--- MATERIAL FOR THE TASK ---
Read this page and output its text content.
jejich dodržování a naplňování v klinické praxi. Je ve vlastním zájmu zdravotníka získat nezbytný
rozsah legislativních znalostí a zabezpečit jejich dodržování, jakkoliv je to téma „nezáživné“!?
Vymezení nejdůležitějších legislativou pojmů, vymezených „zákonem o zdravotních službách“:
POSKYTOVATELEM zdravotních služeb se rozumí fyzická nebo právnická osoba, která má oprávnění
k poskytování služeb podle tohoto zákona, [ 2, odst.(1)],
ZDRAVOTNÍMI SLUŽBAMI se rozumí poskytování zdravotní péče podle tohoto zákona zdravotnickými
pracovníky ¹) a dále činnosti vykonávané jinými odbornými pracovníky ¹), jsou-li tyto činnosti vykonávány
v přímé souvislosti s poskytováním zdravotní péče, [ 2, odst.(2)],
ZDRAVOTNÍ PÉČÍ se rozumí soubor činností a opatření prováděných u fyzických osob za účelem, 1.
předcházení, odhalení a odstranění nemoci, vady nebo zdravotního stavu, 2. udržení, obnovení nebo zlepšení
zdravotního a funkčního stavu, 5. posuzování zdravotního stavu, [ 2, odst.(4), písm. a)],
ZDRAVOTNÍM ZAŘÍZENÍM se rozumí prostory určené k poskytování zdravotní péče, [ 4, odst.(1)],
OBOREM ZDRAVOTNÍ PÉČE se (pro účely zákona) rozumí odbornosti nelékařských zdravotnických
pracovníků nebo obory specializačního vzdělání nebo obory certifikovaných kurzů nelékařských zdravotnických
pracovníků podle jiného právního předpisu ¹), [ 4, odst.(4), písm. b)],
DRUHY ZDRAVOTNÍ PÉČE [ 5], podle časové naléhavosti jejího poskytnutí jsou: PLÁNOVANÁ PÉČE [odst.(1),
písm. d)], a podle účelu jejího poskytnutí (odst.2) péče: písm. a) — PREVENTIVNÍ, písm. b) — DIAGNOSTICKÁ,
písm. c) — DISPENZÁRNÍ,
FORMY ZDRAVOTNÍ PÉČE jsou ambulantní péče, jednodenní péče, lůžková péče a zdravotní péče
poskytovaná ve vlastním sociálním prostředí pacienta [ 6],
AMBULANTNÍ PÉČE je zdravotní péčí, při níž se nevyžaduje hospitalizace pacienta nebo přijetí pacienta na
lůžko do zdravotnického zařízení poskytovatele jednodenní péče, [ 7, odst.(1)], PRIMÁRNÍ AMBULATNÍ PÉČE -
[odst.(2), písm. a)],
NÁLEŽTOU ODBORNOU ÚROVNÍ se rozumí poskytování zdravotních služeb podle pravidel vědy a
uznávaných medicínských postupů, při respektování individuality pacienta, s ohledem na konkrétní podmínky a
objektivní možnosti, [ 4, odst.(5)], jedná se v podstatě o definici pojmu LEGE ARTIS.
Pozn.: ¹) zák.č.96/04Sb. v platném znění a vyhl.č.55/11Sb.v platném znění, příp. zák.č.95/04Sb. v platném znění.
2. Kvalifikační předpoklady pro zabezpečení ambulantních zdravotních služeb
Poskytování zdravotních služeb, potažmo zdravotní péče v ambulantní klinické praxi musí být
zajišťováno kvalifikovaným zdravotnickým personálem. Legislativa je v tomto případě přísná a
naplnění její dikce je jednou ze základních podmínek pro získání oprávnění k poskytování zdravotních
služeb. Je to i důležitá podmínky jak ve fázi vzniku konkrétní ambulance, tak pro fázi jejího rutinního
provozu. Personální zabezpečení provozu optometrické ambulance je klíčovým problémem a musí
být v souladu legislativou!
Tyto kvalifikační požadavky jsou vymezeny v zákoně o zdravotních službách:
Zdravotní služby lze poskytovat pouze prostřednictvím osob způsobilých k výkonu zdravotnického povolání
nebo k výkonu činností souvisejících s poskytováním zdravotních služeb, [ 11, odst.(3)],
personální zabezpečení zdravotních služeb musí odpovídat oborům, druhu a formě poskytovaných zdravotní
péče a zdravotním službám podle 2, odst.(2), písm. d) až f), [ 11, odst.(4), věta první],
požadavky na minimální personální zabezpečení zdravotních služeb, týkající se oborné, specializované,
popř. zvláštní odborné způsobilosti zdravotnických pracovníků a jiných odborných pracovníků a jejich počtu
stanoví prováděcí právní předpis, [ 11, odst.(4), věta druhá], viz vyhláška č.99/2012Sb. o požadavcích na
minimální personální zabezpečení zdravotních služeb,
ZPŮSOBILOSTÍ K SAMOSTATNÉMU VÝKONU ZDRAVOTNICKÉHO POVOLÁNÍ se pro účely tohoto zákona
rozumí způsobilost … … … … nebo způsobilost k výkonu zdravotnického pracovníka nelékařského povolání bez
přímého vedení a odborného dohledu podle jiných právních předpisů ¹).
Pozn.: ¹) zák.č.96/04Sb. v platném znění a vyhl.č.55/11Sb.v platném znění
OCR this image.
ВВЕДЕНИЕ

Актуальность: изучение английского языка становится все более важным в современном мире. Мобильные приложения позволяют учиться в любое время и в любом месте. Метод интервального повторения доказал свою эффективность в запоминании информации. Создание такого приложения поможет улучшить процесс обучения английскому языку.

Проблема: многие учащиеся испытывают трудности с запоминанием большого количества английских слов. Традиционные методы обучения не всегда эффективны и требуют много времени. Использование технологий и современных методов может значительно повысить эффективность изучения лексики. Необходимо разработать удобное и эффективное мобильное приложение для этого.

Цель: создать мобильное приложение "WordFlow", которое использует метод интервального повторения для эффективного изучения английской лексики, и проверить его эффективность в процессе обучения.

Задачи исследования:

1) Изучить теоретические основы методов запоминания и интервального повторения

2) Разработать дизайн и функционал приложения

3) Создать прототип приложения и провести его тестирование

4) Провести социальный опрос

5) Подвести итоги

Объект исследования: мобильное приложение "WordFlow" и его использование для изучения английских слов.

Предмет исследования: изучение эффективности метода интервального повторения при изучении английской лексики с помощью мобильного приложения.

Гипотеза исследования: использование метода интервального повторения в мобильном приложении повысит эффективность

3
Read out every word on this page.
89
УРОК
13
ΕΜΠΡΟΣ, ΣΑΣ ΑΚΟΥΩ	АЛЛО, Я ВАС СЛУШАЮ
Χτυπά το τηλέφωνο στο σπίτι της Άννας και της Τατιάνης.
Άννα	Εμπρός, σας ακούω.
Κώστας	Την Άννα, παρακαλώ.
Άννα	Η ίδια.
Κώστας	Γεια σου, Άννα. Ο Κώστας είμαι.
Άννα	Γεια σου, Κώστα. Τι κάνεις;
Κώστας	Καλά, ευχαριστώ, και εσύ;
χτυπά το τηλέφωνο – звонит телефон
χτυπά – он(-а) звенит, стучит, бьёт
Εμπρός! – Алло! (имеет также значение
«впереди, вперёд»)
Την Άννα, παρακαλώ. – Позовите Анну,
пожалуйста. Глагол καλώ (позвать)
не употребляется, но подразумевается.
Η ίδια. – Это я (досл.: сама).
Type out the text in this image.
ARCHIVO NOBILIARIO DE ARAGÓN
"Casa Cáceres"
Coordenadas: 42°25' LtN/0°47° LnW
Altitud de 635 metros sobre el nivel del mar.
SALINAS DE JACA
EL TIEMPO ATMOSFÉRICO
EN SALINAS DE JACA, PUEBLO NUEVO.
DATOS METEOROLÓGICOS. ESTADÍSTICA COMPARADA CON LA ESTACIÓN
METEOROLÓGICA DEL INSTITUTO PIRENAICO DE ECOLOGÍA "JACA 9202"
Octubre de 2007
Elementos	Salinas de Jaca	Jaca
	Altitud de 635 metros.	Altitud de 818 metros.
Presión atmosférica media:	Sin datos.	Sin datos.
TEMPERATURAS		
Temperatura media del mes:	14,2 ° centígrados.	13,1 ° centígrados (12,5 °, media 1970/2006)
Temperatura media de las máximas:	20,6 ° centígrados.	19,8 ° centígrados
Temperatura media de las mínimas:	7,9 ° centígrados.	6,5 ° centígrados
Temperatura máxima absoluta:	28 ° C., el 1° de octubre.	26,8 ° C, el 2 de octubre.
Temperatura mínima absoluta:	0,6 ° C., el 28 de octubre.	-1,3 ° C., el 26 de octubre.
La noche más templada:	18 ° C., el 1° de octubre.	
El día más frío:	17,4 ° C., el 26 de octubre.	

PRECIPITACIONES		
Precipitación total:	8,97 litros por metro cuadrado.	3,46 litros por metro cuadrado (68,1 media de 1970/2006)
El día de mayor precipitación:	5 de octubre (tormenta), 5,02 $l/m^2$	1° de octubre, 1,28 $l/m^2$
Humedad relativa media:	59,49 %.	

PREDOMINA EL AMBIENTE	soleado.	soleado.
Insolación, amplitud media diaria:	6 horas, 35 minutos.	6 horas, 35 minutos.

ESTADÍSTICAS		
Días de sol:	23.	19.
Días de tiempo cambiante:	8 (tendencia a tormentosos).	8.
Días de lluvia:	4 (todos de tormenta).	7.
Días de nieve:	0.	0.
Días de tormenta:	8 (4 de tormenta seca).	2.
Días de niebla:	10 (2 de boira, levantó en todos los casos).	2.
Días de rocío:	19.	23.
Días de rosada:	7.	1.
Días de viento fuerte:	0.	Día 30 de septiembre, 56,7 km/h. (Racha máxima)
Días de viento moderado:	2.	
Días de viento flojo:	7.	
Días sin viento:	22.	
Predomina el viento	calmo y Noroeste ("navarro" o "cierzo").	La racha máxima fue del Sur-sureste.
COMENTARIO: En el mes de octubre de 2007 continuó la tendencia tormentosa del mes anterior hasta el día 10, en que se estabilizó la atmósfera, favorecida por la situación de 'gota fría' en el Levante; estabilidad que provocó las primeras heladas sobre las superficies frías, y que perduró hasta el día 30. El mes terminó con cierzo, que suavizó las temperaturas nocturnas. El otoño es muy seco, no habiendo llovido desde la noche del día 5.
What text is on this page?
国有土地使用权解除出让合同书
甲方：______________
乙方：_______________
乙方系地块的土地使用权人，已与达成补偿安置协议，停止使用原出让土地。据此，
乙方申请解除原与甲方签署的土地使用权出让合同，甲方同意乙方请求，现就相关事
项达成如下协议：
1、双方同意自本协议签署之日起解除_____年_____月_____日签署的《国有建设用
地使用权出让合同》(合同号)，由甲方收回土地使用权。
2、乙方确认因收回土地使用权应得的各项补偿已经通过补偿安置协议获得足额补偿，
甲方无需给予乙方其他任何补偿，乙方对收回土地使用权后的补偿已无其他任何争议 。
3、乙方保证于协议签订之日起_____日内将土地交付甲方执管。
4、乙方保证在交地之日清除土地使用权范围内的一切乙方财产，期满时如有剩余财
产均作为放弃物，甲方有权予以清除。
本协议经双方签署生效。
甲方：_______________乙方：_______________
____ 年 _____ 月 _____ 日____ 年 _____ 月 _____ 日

--- YOUR OBJECTIVE ---
Look over the listing. Pull out every line with the string "page" in it.

--- COMPLETED EXERCISE ---
Read this page and output its text content.
Read out every word on this page.
What text is on this page?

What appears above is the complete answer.